(Records from a collection)

"""

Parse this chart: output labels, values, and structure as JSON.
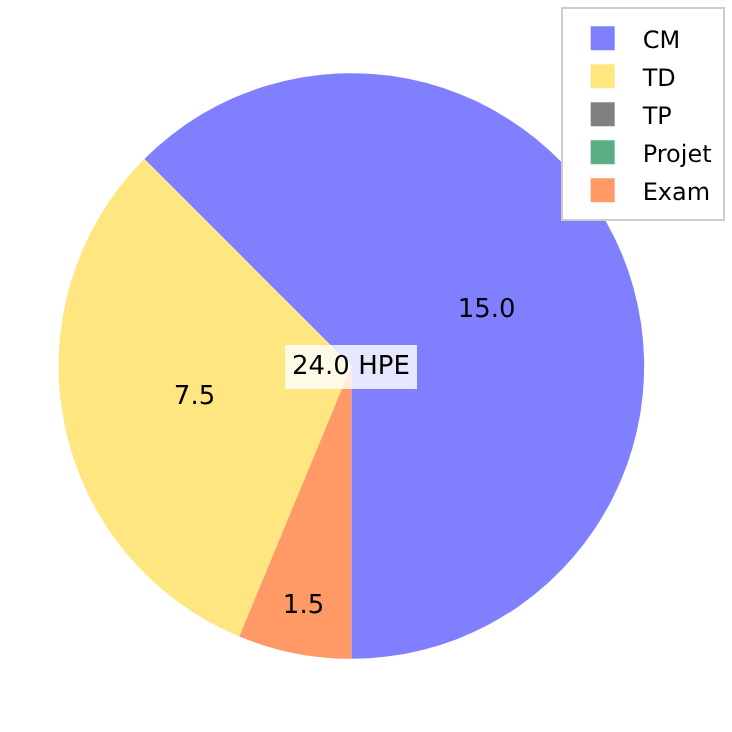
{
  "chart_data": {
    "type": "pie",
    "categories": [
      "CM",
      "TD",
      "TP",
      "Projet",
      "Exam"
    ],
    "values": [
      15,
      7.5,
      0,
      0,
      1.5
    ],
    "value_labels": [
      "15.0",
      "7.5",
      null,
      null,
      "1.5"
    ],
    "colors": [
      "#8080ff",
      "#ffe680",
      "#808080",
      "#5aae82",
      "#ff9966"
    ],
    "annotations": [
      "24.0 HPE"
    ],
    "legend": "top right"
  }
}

"""
"""

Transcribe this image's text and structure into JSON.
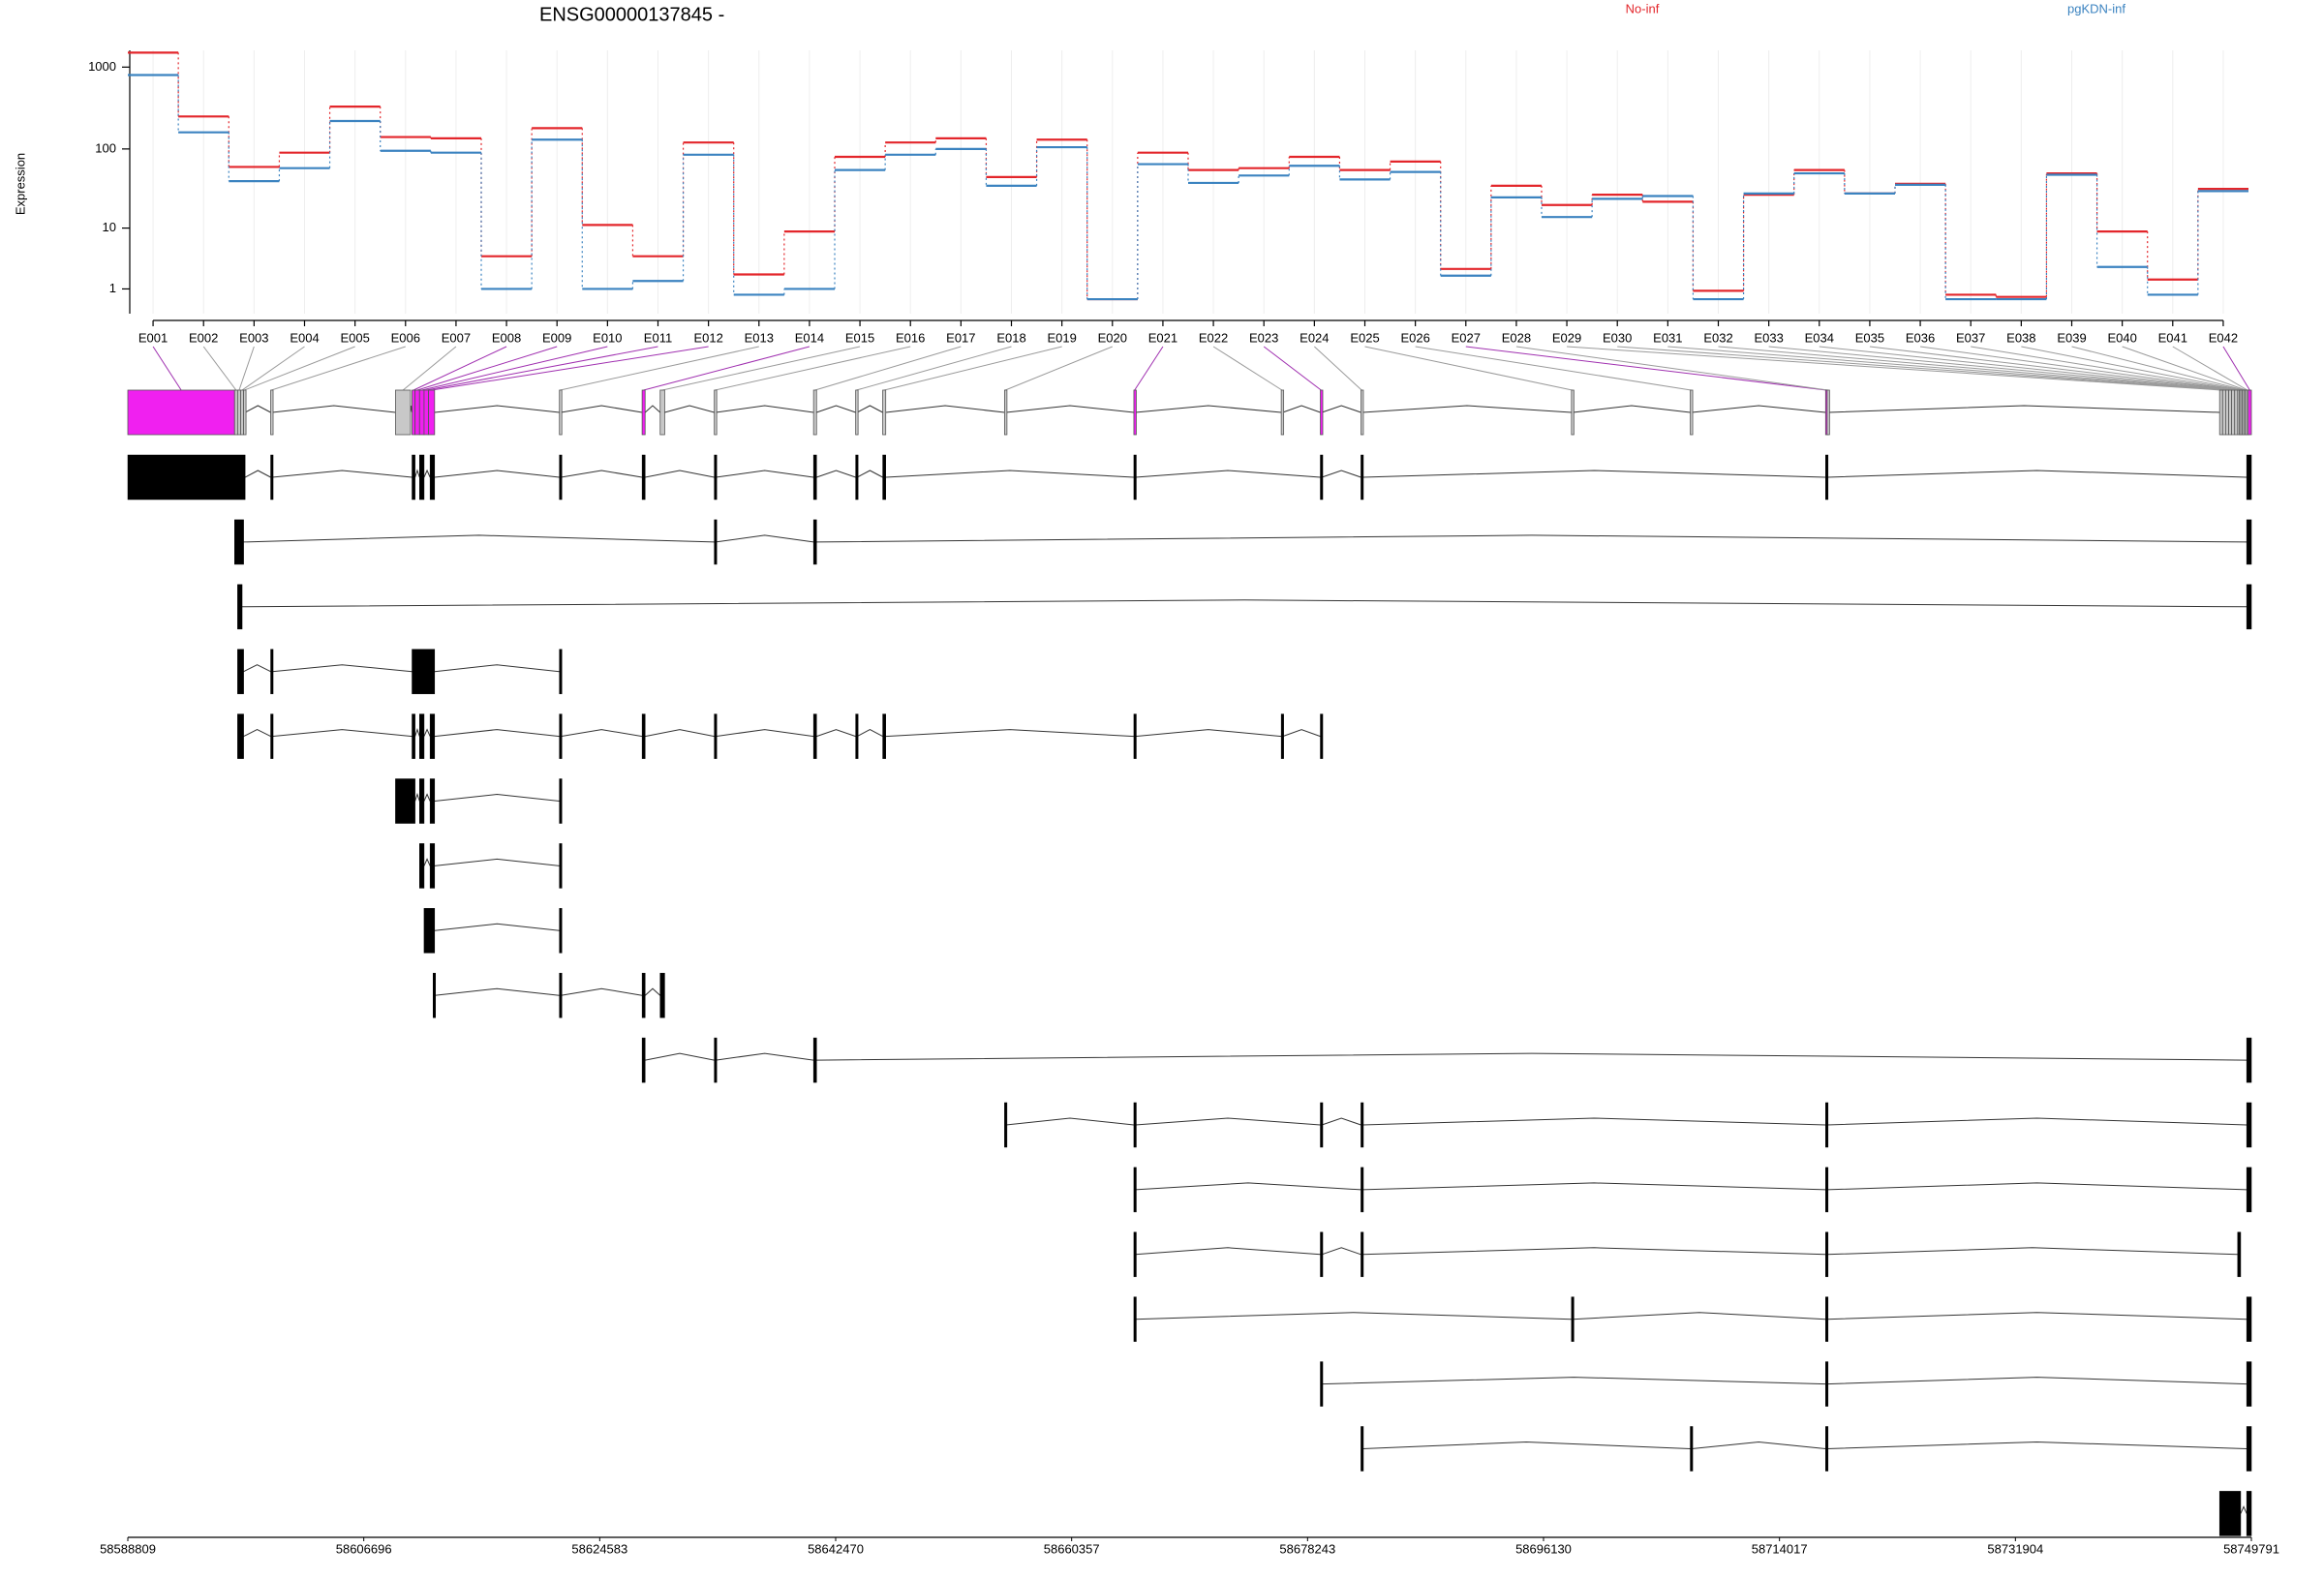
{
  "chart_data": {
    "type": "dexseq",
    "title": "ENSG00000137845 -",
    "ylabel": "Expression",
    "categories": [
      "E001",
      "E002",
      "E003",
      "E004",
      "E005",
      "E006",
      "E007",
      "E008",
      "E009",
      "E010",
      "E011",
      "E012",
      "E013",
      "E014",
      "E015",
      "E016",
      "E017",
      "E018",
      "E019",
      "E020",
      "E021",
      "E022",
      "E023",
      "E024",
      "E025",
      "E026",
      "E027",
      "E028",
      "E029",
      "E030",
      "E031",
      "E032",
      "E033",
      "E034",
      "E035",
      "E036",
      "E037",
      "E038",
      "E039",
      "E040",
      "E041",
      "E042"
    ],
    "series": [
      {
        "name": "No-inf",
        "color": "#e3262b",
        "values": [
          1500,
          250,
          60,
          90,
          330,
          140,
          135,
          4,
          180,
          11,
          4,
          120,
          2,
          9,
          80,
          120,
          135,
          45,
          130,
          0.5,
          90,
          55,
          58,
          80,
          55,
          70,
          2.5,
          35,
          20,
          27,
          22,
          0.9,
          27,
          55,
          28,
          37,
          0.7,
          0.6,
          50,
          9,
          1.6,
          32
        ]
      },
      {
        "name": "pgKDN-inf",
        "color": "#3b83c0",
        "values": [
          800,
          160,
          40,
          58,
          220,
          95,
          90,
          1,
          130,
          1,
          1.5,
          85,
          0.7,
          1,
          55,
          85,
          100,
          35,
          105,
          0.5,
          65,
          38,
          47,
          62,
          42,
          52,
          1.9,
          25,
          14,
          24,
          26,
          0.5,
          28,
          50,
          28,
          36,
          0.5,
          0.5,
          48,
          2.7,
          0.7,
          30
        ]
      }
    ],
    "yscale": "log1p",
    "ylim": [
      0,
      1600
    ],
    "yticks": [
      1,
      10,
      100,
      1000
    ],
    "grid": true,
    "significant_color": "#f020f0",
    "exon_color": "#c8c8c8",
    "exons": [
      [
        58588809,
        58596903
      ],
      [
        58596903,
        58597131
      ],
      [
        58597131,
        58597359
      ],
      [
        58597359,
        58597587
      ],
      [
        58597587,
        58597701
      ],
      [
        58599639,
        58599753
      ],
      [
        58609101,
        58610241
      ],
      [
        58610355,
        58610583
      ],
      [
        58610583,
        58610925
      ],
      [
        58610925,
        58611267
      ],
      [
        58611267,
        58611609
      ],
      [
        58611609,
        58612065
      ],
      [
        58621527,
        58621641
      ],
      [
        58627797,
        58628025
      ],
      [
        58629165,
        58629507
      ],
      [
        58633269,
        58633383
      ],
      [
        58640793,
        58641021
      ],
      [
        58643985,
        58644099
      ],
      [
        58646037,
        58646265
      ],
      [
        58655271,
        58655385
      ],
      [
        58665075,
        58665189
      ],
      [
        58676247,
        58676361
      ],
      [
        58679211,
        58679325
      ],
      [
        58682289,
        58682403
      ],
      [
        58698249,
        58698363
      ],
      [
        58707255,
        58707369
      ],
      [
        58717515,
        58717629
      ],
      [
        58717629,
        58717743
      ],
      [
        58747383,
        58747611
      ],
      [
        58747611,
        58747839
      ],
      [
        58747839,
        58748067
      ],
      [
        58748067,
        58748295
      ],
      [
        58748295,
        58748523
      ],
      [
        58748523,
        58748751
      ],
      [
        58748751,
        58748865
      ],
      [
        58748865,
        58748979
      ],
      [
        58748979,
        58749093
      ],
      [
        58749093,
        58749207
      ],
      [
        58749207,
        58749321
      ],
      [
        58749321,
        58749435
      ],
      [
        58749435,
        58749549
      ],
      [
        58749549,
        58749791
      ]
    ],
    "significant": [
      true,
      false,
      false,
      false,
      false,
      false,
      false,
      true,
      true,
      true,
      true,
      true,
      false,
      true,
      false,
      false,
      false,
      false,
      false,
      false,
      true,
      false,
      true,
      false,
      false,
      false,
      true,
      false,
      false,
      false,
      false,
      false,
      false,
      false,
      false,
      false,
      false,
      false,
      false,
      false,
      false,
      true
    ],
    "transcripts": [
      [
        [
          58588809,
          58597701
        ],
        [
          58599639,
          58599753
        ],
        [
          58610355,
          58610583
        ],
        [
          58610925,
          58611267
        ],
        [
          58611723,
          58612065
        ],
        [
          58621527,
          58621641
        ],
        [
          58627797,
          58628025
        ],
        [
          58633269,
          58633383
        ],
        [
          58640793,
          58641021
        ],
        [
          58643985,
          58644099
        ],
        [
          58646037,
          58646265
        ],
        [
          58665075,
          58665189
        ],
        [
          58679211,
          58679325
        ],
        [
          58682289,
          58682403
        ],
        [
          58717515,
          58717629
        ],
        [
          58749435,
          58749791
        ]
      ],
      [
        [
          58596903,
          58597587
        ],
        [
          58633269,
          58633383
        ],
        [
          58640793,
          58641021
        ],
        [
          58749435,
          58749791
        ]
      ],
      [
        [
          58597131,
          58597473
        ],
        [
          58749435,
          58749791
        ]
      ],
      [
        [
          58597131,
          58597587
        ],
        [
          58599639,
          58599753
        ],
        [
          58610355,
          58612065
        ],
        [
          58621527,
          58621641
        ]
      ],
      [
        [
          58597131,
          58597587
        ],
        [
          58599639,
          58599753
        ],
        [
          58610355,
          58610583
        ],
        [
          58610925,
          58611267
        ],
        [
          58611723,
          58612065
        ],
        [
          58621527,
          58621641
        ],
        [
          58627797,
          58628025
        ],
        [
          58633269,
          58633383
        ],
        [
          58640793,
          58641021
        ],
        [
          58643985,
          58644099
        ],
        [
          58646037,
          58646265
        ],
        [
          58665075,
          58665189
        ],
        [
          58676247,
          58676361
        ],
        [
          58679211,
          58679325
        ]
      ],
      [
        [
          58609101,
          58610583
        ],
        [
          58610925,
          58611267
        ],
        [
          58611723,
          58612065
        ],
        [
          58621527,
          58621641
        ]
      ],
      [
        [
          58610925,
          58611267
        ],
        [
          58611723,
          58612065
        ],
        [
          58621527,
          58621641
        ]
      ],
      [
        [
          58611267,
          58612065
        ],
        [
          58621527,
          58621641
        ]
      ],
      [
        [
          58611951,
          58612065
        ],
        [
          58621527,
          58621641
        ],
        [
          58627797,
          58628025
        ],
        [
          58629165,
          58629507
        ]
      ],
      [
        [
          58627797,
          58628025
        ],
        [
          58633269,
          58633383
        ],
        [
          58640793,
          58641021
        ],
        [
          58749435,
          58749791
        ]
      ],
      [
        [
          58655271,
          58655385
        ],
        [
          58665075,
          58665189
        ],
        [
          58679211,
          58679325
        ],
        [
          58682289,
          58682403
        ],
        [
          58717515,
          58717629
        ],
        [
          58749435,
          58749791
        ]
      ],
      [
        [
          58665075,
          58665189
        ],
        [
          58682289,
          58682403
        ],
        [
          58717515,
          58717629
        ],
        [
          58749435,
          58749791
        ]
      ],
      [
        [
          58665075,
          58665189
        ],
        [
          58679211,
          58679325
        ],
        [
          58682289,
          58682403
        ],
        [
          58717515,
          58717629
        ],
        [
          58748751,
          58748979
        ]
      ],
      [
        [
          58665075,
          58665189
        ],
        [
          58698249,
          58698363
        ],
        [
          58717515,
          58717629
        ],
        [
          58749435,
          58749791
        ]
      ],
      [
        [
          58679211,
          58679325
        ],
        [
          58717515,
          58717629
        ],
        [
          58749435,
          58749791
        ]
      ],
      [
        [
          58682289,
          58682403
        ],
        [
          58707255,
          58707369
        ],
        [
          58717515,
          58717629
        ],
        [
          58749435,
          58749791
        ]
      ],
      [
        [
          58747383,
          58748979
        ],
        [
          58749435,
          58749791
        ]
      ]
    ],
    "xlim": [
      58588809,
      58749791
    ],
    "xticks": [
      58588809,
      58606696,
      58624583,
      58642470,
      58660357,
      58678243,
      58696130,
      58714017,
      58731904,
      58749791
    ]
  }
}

"""

> [Exercise]: Go through the preceding material and copy each line that has the word "structure".

> [Response to the exercise]:
Parse this chart: output labels, values, and structure as JSON.
Transcribe this image's text and structure into JSON.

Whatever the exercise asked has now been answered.